(Collected data)
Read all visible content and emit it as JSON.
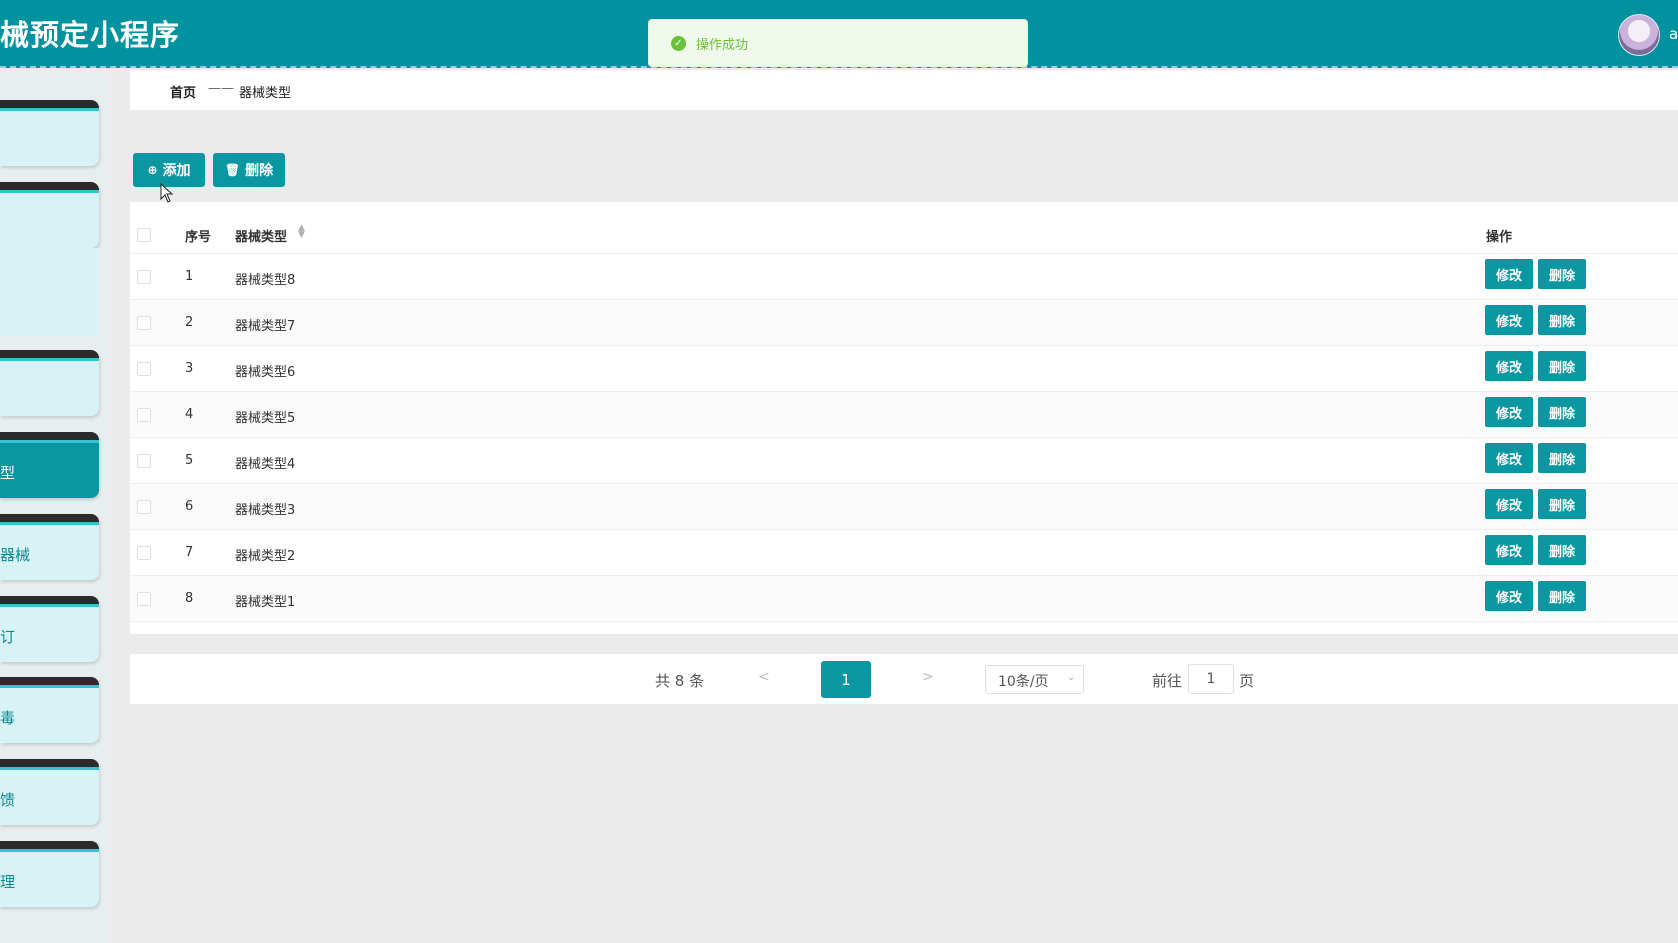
{
  "header": {
    "title": "械预定小程序",
    "user_initial": "a"
  },
  "toast": {
    "message": "操作成功"
  },
  "sidebar": {
    "items": [
      {
        "label": ""
      },
      {
        "label": "\u0001"
      },
      {
        "label": ""
      },
      {
        "label": "型"
      },
      {
        "label": "器械"
      },
      {
        "label": "订"
      },
      {
        "label": "毒"
      },
      {
        "label": "馈"
      },
      {
        "label": "理"
      }
    ]
  },
  "breadcrumb": {
    "home": "首页",
    "separator": "——",
    "current": "器械类型"
  },
  "toolbar": {
    "add_label": "添加",
    "delete_label": "删除"
  },
  "table": {
    "columns": {
      "index": "序号",
      "type": "器械类型",
      "actions": "操作"
    },
    "rows": [
      {
        "index": "1",
        "type": "器械类型8"
      },
      {
        "index": "2",
        "type": "器械类型7"
      },
      {
        "index": "3",
        "type": "器械类型6"
      },
      {
        "index": "4",
        "type": "器械类型5"
      },
      {
        "index": "5",
        "type": "器械类型4"
      },
      {
        "index": "6",
        "type": "器械类型3"
      },
      {
        "index": "7",
        "type": "器械类型2"
      },
      {
        "index": "8",
        "type": "器械类型1"
      }
    ],
    "edit_label": "修改",
    "delete_label": "删除"
  },
  "pagination": {
    "total": "共 8 条",
    "prev": "<",
    "current_page": "1",
    "next": ">",
    "page_size": "10条/页",
    "goto_label": "前往",
    "goto_value": "1",
    "page_word": "页"
  },
  "colors": {
    "primary": "#0a97a2",
    "success": "#67c23a"
  },
  "icons": {
    "add": "plus-circle-icon",
    "delete": "trash-icon",
    "success": "check-circle-icon",
    "sort": "sort-caret-icon"
  }
}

**TASK GOAL**
From the records above, pull out every line containing the word "success".

**COMPLETE OUTPUT**
    "success": "#67c23a"
    "success": "check-circle-icon",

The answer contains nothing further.